:: Input rows

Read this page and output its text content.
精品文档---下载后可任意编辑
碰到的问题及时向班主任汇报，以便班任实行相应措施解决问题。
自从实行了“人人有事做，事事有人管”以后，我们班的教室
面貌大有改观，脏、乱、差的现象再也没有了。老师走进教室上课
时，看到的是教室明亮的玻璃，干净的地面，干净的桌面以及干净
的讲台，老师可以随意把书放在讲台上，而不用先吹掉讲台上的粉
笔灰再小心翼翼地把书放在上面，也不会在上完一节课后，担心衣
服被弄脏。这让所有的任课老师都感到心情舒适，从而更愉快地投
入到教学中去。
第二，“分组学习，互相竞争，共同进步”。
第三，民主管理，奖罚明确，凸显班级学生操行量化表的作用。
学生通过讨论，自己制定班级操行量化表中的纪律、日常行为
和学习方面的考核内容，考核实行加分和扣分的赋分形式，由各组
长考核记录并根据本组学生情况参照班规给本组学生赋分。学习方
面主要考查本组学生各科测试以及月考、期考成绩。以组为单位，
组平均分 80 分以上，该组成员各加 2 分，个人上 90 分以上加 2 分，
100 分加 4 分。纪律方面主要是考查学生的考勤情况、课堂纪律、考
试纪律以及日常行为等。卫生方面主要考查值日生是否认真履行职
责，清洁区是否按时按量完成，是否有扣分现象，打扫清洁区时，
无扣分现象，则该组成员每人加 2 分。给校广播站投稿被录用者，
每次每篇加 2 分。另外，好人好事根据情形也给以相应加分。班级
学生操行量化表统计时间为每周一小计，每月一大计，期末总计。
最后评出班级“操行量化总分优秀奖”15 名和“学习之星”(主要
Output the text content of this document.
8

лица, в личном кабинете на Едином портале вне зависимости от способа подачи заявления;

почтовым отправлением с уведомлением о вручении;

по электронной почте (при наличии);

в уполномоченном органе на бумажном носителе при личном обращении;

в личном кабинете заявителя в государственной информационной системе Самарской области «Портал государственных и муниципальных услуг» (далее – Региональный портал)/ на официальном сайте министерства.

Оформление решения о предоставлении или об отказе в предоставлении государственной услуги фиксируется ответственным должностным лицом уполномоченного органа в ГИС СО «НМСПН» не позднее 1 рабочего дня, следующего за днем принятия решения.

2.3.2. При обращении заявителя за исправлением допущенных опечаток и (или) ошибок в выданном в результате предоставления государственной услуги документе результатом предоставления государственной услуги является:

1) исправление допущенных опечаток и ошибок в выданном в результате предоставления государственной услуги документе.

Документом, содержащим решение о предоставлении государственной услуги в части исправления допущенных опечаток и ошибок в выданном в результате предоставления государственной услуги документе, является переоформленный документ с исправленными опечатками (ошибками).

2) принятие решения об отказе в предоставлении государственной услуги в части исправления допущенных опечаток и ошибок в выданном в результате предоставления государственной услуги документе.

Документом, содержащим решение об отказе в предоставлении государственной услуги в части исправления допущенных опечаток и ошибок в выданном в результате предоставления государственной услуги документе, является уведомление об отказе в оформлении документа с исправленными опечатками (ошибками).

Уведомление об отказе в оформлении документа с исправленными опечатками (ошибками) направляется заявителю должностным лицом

::::

### What is being asked
Above are some records; extract every one of them exactly.

### In response
Read this page and output its text content.
精品文档---下载后可任意编辑
碰到的问题及时向班主任汇报，以便班任实行相应措施解决问题。
自从实行了“人人有事做，事事有人管”以后，我们班的教室
面貌大有改观，脏、乱、差的现象再也没有了。老师走进教室上课
时，看到的是教室明亮的玻璃，干净的地面，干净的桌面以及干净
的讲台，老师可以随意把书放在讲台上，而不用先吹掉讲台上的粉
笔灰再小心翼翼地把书放在上面，也不会在上完一节课后，担心衣
服被弄脏。这让所有的任课老师都感到心情舒适，从而更愉快地投
入到教学中去。
第二，“分组学习，互相竞争，共同进步”。
第三，民主管理，奖罚明确，凸显班级学生操行量化表的作用。
学生通过讨论，自己制定班级操行量化表中的纪律、日常行为
和学习方面的考核内容，考核实行加分和扣分的赋分形式，由各组
长考核记录并根据本组学生情况参照班规给本组学生赋分。学习方
面主要考查本组学生各科测试以及月考、期考成绩。以组为单位，
组平均分 80 分以上，该组成员各加 2 分，个人上 90 分以上加 2 分，
100 分加 4 分。纪律方面主要是考查学生的考勤情况、课堂纪律、考
试纪律以及日常行为等。卫生方面主要考查值日生是否认真履行职
责，清洁区是否按时按量完成，是否有扣分现象，打扫清洁区时，
无扣分现象，则该组成员每人加 2 分。给校广播站投稿被录用者，
每次每篇加 2 分。另外，好人好事根据情形也给以相应加分。班级
学生操行量化表统计时间为每周一小计，每月一大计，期末总计。
最后评出班级“操行量化总分优秀奖”15 名和“学习之星”(主要
Output the text content of this document.
8

лица, в личном кабинете на Едином портале вне зависимости от способа подачи заявления;

почтовым отправлением с уведомлением о вручении;

по электронной почте (при наличии);

в уполномоченном органе на бумажном носителе при личном обращении;

в личном кабинете заявителя в государственной информационной системе Самарской области «Портал государственных и муниципальных услуг» (далее – Региональный портал)/ на официальном сайте министерства.

Оформление решения о предоставлении или об отказе в предоставлении государственной услуги фиксируется ответственным должностным лицом уполномоченного органа в ГИС СО «НМСПН» не позднее 1 рабочего дня, следующего за днем принятия решения.

2.3.2. При обращении заявителя за исправлением допущенных опечаток и (или) ошибок в выданном в результате предоставления государственной услуги документе результатом предоставления государственной услуги является:

1) исправление допущенных опечаток и ошибок в выданном в результате предоставления государственной услуги документе.

Документом, содержащим решение о предоставлении государственной услуги в части исправления допущенных опечаток и ошибок в выданном в результате предоставления государственной услуги документе, является переоформленный документ с исправленными опечатками (ошибками).

2) принятие решения об отказе в предоставлении государственной услуги в части исправления допущенных опечаток и ошибок в выданном в результате предоставления государственной услуги документе.

Документом, содержащим решение об отказе в предоставлении государственной услуги в части исправления допущенных опечаток и ошибок в выданном в результате предоставления государственной услуги документе, является уведомление об отказе в оформлении документа с исправленными опечатками (ошибками).

Уведомление об отказе в оформлении документа с исправленными опечатками (ошибками) направляется заявителю должностным лицом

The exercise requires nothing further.